● **Exercise instructions**
Copy out each line of the material in which the word "that" appears.

● **Provided records**
_ _ _ _ _
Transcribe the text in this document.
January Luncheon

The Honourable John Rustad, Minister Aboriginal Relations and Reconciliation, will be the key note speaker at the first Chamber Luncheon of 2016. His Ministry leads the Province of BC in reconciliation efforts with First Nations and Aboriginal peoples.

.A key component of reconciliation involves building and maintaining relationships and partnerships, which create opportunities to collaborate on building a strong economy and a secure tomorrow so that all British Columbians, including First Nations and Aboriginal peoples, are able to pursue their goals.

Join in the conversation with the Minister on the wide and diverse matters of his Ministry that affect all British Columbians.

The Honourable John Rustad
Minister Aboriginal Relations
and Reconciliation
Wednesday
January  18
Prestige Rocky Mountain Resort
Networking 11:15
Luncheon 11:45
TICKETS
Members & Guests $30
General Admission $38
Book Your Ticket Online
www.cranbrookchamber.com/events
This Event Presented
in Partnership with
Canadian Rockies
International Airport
_ _ _ _ _
● **Complete response**
.A key component of reconciliation involves building and maintaining relationships and partnerships, which create opportunities to collaborate on building a strong economy and a secure tomorrow so that all British Columbians, including First Nations and Aboriginal peoples, are able to pursue their goals.
Join in the conversation with the Minister on the wide and diverse matters of his Ministry that affect all British Columbians.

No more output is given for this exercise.